===== Supplied records

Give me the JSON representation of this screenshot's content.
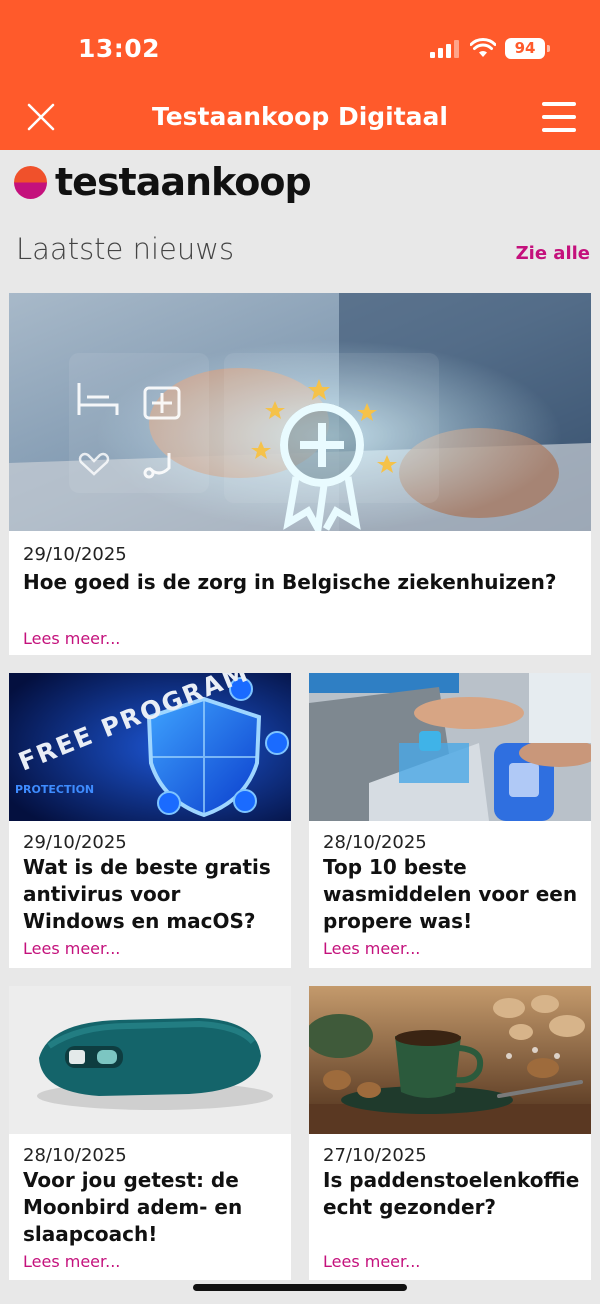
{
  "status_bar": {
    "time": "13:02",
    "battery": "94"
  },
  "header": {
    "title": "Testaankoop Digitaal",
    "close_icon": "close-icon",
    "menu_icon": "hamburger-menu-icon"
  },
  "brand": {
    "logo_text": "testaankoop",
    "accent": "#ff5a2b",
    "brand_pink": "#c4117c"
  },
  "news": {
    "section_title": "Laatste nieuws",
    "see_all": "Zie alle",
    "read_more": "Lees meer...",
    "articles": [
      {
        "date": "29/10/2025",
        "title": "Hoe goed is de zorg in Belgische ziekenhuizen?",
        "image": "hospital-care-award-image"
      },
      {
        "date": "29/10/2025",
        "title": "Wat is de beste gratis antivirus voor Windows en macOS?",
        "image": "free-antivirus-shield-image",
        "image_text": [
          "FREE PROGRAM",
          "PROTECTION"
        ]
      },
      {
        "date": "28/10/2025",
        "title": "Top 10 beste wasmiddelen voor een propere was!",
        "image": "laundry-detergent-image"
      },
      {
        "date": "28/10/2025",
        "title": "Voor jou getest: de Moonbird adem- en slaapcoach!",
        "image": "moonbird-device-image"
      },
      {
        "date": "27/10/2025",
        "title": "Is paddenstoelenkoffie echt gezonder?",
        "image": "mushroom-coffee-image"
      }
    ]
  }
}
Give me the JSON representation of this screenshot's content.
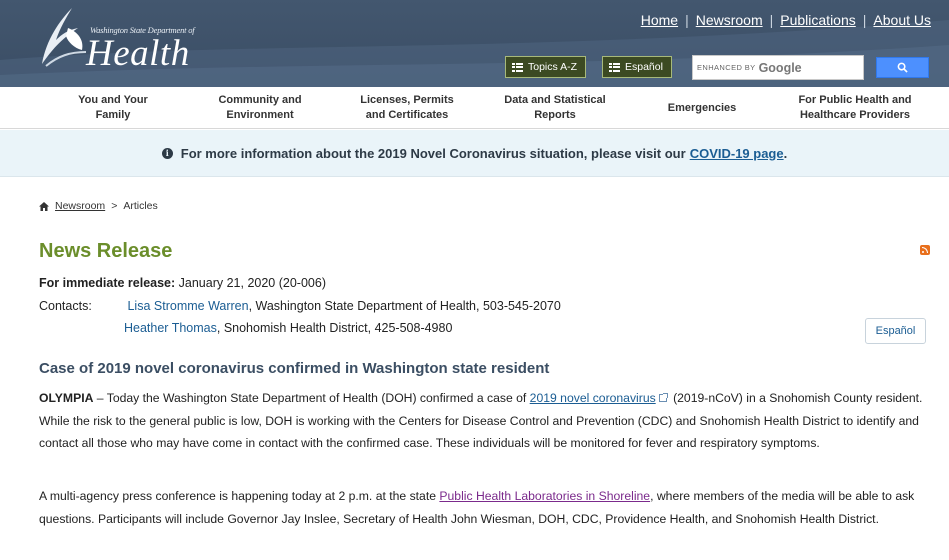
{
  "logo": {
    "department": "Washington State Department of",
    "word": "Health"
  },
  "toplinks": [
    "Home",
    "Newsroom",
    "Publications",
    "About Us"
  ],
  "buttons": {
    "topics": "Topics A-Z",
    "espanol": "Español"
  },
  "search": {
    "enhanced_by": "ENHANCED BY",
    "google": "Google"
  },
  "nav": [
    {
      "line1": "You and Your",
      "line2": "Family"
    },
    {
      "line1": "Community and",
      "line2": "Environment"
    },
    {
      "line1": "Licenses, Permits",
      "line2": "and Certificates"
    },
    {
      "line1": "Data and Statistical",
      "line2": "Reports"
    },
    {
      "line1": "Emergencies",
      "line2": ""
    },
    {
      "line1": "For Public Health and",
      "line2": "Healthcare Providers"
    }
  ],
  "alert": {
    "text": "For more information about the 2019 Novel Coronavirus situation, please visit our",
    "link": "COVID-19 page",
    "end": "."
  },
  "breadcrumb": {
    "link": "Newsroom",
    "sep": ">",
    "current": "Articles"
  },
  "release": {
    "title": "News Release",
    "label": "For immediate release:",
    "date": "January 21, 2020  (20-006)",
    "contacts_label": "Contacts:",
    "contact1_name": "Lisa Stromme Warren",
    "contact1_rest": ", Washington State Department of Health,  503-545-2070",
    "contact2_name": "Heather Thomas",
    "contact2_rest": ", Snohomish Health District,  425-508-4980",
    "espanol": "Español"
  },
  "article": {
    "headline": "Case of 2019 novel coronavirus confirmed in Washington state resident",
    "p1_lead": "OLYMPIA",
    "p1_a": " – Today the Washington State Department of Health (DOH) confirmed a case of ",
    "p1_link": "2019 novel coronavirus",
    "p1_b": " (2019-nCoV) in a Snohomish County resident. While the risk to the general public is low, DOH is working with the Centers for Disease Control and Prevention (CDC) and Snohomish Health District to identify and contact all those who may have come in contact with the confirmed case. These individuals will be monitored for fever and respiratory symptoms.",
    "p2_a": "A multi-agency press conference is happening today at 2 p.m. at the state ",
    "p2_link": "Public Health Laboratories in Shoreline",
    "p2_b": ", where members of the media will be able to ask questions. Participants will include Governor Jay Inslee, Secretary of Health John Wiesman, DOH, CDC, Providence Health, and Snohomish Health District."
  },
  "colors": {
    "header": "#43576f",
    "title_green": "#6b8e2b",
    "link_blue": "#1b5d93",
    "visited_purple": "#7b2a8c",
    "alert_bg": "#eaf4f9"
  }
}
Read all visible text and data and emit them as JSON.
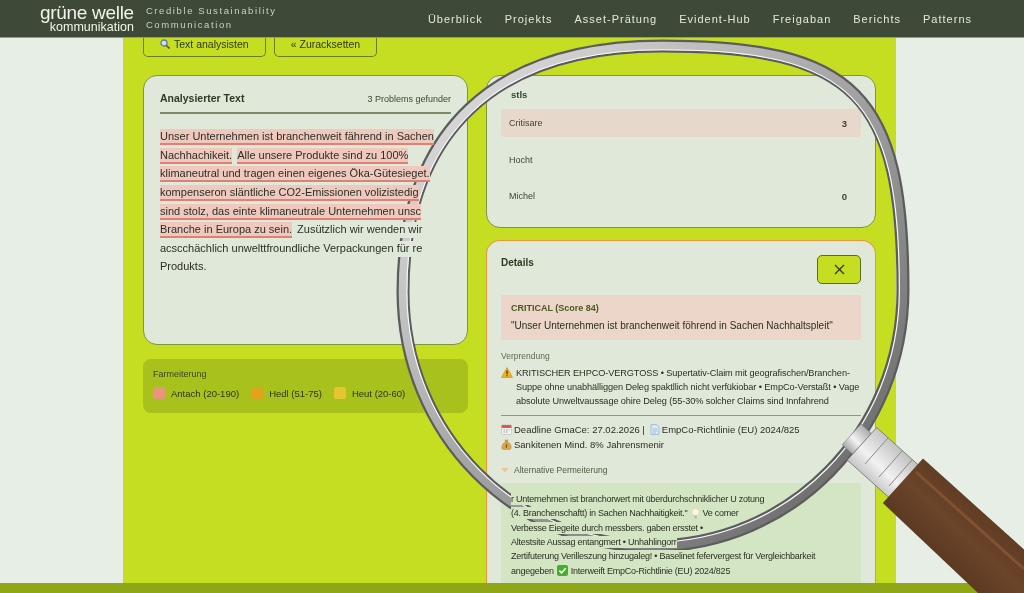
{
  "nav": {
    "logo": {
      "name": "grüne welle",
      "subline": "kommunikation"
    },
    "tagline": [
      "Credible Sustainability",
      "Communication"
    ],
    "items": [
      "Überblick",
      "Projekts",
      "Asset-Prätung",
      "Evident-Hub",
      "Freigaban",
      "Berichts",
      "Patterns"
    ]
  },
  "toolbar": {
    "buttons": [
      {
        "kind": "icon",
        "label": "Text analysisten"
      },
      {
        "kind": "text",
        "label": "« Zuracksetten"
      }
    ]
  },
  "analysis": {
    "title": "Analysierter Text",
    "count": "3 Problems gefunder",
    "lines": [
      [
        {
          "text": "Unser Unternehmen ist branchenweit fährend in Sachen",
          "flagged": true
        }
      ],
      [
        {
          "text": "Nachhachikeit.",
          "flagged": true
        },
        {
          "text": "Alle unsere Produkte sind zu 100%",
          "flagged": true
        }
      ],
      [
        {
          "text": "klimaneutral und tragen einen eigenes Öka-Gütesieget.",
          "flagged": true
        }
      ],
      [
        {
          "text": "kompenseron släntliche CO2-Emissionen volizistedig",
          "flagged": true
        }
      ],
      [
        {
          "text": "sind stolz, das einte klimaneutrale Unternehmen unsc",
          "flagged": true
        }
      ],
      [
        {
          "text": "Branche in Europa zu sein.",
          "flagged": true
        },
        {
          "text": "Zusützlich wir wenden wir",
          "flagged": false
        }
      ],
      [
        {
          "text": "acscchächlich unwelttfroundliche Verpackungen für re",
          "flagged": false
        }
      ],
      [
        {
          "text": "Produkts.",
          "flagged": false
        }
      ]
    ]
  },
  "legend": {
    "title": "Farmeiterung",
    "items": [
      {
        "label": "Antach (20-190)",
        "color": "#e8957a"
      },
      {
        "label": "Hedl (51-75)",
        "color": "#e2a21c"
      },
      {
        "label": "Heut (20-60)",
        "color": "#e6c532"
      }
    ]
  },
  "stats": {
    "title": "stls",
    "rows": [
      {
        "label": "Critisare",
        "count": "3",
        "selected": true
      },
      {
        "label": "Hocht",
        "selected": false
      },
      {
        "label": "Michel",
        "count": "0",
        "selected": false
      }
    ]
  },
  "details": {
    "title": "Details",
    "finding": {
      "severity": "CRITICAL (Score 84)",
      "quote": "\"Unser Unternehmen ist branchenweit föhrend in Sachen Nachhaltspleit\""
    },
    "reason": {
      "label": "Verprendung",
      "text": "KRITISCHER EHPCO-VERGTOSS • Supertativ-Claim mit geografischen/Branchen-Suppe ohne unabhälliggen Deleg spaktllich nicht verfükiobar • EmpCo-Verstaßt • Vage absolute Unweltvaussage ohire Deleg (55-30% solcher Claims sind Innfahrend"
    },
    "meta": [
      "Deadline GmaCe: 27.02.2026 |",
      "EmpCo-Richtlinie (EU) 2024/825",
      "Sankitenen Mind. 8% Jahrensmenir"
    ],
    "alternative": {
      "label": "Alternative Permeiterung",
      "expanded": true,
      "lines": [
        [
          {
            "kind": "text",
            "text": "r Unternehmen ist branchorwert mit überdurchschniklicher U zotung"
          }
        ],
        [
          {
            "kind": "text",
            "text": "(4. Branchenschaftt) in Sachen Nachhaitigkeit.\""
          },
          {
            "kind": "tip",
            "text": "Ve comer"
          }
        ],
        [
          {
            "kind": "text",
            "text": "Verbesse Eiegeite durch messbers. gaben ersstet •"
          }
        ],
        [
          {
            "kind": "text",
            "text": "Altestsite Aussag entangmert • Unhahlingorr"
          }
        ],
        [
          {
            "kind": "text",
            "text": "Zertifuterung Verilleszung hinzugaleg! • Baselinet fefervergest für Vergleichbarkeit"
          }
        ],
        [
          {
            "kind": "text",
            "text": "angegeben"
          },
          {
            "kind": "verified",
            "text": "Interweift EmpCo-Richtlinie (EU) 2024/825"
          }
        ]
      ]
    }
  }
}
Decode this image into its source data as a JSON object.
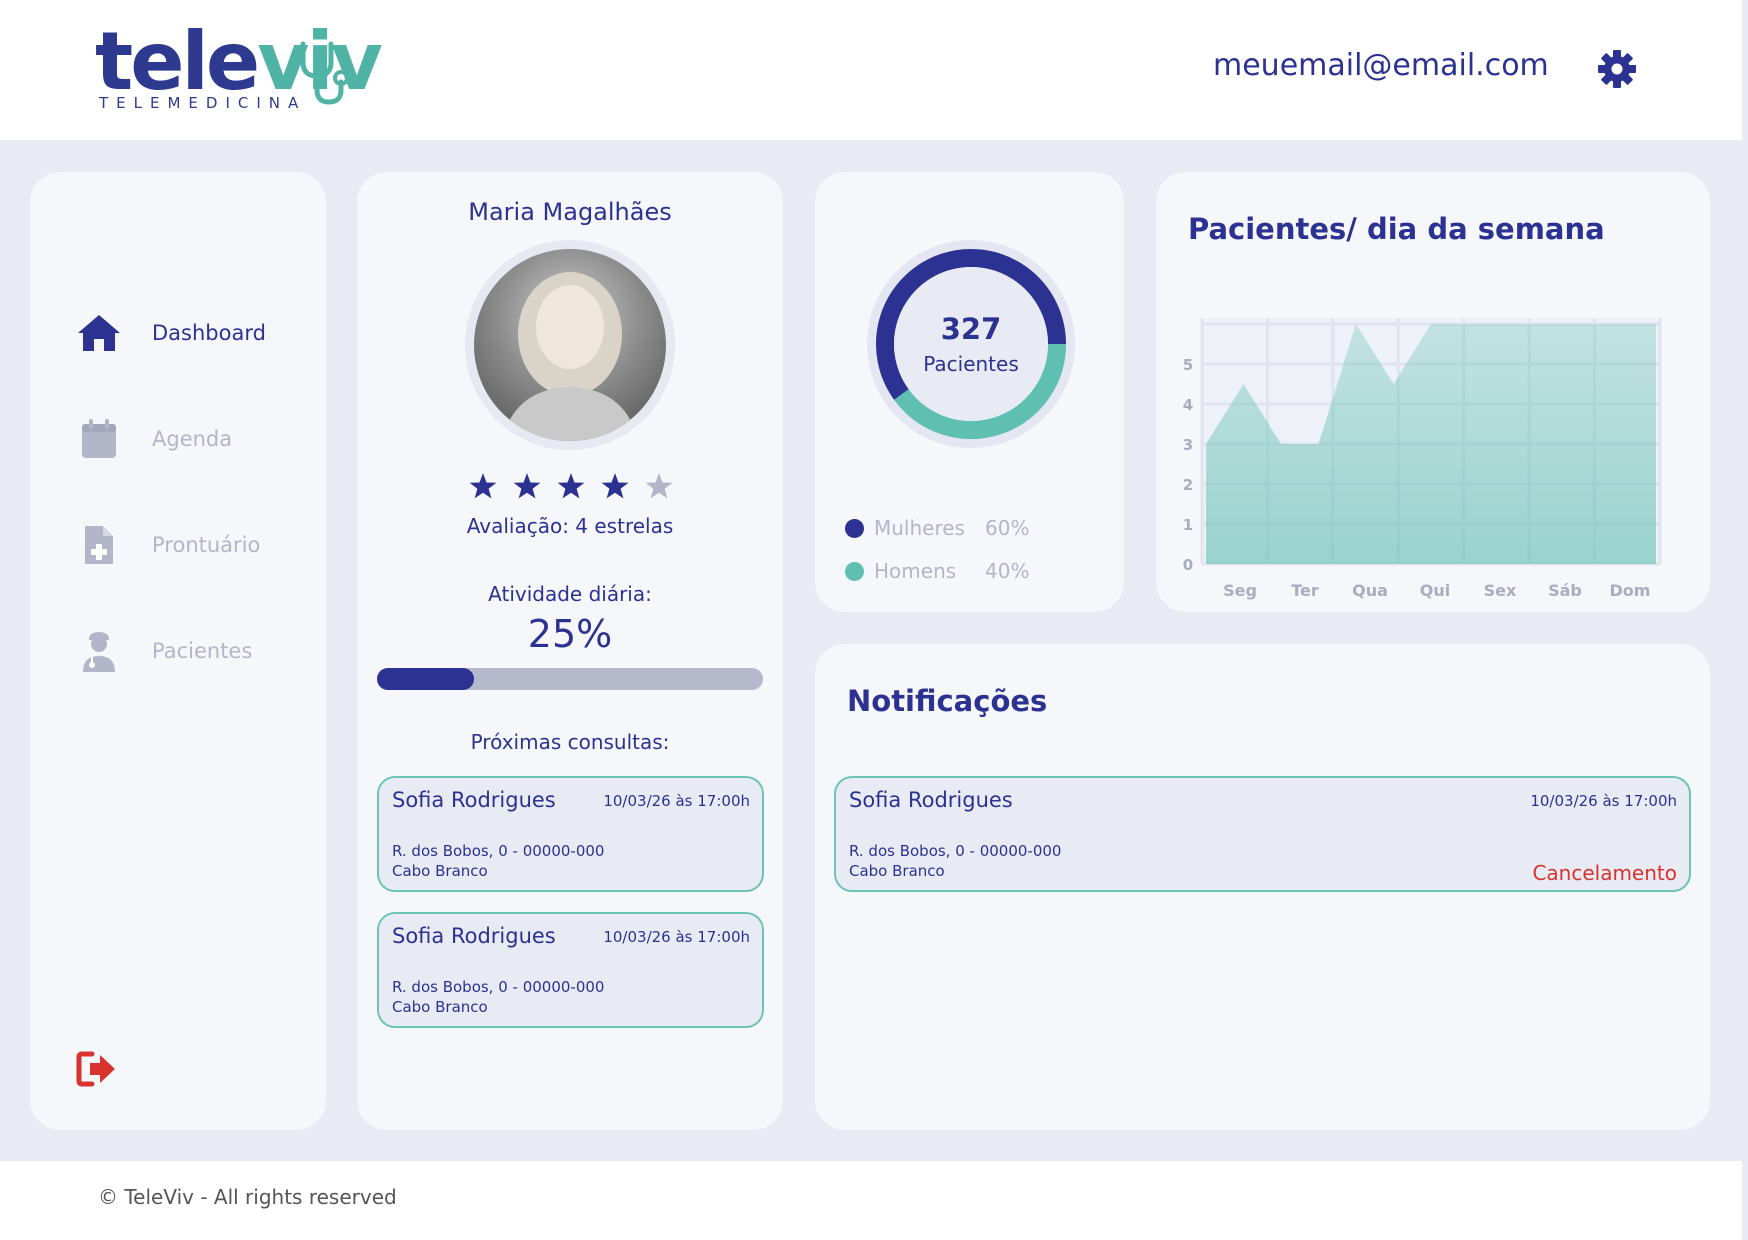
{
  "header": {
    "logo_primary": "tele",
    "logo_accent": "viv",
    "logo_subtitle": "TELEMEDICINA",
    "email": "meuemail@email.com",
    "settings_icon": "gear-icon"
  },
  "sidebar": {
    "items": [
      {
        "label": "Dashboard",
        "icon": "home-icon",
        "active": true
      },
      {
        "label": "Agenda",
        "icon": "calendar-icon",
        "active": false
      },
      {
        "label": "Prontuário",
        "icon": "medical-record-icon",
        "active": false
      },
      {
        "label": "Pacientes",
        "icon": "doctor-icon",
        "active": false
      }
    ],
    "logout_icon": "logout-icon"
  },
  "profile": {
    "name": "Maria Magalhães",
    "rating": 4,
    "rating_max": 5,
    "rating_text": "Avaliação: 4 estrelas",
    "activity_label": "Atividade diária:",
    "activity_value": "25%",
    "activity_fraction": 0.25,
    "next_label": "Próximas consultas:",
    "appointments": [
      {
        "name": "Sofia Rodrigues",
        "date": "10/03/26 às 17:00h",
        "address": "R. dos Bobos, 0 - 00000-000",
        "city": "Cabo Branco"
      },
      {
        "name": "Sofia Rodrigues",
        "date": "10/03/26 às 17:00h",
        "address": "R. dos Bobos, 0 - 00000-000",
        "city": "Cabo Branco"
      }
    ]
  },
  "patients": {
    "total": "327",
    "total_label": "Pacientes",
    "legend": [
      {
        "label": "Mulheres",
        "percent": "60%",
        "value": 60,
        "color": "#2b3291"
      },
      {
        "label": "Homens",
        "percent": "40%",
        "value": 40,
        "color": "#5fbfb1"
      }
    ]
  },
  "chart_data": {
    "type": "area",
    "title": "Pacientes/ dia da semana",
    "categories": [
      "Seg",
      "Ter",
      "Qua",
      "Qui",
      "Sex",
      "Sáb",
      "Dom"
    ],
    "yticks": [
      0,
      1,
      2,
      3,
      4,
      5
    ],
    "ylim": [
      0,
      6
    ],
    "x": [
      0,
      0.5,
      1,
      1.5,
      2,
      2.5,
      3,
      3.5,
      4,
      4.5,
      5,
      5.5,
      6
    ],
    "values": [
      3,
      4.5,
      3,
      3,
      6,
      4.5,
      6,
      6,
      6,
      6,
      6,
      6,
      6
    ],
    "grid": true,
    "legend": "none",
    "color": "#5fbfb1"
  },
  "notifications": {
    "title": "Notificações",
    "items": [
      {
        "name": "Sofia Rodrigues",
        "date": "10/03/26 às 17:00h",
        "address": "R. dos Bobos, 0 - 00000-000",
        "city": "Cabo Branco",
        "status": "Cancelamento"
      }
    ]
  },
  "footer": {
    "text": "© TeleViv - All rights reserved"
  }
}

==========

**Aim of the task:** Go through the records line by line and count those that contain the string "Sachen". Answer with the count alone.

**Expected answer:** 3